Exercise
Tally the lines holding "CorelDRAW" and state only that figure.

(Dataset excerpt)
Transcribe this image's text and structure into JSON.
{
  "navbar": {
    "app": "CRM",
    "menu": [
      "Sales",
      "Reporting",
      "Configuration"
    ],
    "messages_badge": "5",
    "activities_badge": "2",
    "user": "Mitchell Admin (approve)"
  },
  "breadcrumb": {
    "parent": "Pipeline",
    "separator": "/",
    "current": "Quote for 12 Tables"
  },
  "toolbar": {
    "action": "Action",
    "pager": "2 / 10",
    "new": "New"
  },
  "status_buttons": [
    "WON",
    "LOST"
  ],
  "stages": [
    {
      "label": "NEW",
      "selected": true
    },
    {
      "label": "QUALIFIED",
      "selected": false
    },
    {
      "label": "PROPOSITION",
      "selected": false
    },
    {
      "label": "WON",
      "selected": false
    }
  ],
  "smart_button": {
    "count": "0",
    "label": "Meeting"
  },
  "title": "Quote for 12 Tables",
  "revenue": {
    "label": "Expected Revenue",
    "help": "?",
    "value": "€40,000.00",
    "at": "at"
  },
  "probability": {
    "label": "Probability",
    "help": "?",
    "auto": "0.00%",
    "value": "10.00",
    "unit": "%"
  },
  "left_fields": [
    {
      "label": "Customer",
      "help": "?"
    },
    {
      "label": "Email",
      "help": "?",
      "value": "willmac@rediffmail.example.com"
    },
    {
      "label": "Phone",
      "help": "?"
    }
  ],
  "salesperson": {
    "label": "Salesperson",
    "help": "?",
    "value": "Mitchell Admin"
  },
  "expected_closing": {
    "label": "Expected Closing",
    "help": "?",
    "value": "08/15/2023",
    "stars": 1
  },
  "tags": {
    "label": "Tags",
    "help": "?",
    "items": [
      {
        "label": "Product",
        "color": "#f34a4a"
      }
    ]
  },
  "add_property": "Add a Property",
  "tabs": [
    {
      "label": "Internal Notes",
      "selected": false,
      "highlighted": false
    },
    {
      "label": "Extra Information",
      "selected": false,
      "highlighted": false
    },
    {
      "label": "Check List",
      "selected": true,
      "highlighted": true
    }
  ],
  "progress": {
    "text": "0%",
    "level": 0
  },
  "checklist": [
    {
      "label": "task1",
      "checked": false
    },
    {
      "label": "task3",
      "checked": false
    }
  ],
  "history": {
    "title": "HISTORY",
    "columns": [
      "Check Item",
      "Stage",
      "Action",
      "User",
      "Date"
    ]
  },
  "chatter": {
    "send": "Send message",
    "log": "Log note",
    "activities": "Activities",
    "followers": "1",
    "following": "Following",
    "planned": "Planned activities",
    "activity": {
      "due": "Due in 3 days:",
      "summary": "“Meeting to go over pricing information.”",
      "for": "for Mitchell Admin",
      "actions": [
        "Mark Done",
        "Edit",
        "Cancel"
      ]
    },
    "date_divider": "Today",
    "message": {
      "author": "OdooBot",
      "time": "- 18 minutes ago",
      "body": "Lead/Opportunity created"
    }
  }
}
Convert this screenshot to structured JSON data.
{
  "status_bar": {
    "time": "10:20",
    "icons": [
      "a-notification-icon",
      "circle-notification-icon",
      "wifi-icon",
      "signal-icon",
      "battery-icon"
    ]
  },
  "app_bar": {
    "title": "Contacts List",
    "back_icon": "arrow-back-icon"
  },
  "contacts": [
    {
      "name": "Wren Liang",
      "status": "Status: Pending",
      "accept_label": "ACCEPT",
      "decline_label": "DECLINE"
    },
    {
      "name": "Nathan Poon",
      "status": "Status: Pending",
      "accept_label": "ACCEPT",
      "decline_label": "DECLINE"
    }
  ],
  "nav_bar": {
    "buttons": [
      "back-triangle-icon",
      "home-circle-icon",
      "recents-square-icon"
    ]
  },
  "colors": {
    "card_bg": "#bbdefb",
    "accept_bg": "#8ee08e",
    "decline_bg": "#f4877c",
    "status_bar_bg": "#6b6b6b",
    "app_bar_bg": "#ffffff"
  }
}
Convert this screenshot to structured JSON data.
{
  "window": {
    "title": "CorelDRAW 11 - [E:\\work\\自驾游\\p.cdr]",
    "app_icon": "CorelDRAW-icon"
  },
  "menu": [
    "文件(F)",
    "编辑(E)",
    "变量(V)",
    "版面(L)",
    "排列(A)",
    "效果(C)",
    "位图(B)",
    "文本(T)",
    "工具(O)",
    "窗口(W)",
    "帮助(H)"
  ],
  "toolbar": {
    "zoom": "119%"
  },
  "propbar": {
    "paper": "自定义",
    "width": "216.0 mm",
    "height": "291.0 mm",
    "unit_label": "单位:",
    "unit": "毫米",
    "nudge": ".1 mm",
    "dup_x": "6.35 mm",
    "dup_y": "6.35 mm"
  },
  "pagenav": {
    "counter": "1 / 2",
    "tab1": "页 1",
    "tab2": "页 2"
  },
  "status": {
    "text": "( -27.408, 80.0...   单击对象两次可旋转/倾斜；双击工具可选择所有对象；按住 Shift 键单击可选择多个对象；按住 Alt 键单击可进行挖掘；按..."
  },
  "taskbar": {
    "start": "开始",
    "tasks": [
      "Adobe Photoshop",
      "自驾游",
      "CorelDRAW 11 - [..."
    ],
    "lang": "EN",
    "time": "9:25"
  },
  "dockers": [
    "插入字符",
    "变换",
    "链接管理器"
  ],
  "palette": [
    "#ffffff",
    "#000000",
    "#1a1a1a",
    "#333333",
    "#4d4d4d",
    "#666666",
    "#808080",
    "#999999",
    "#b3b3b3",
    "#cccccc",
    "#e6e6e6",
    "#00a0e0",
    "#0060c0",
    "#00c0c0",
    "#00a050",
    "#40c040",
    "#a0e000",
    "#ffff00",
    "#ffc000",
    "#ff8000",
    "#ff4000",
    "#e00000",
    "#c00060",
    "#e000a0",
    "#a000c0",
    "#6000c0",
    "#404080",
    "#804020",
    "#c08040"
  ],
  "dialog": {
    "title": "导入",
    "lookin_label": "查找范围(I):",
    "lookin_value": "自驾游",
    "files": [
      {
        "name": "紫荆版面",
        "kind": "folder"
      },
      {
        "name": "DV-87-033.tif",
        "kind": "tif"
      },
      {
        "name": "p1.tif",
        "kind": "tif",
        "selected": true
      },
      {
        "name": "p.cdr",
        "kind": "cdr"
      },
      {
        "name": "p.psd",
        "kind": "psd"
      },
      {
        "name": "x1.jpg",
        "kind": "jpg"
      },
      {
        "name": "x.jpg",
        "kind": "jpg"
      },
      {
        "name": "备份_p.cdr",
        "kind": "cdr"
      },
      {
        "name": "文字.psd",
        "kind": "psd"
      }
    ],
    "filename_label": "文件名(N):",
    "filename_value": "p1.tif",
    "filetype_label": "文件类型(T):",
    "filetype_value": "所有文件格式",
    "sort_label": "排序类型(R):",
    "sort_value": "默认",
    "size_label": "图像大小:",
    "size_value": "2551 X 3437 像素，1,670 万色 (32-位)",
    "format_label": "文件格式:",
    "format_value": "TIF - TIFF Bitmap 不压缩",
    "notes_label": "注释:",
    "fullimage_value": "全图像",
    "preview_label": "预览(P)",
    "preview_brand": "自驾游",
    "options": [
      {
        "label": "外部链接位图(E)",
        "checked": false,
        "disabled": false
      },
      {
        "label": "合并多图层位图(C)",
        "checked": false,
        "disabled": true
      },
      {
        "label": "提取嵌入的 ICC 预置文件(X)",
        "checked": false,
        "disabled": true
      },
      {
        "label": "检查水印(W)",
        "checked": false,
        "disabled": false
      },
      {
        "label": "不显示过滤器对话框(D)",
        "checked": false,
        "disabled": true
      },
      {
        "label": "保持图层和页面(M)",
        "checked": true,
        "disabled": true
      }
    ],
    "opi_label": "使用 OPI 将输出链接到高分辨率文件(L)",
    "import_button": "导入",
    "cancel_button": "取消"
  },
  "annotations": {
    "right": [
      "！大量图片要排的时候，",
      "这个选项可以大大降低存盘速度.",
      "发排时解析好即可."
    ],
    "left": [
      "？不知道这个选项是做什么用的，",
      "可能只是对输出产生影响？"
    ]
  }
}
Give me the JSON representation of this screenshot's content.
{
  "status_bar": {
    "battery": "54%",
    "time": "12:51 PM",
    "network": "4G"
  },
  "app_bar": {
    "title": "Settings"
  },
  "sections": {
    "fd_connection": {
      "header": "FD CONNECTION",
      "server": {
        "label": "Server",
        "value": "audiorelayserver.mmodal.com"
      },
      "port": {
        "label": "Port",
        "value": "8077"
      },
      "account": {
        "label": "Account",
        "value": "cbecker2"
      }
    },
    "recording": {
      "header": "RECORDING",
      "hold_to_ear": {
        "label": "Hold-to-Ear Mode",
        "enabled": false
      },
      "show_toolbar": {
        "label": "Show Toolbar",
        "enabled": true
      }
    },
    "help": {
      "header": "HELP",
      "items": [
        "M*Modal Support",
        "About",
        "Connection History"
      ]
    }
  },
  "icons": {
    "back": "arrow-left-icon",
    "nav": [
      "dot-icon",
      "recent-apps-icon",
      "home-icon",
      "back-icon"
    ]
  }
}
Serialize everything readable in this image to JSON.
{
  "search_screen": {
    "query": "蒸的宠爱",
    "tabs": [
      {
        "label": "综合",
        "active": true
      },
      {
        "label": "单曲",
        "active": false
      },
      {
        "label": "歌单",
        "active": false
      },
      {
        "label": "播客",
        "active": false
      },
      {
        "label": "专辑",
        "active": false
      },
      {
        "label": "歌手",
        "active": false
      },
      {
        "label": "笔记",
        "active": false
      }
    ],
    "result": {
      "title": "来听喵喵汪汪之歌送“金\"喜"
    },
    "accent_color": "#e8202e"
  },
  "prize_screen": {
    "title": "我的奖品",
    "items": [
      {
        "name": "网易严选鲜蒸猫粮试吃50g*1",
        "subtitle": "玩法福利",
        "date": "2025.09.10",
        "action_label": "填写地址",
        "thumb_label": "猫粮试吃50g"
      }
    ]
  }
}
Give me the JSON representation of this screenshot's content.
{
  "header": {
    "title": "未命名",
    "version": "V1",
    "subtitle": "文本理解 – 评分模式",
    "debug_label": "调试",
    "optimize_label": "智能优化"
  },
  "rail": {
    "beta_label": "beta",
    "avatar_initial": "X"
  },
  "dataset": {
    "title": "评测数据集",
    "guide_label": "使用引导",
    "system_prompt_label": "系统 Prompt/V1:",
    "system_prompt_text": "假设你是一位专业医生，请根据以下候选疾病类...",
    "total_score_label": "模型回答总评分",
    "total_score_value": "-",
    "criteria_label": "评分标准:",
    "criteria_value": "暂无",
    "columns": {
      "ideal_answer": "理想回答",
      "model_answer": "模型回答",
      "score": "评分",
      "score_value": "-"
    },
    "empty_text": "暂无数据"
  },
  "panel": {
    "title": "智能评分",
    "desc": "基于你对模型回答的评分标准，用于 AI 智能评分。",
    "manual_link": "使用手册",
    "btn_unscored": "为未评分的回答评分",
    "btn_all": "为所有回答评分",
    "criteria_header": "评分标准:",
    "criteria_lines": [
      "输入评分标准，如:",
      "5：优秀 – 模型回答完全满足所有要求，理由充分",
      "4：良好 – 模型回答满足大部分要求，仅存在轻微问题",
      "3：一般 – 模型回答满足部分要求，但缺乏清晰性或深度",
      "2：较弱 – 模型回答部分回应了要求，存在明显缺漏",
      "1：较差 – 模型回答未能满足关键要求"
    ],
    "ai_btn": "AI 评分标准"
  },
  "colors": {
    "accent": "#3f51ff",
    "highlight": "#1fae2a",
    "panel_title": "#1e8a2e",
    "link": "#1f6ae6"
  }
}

Result for this exercise
3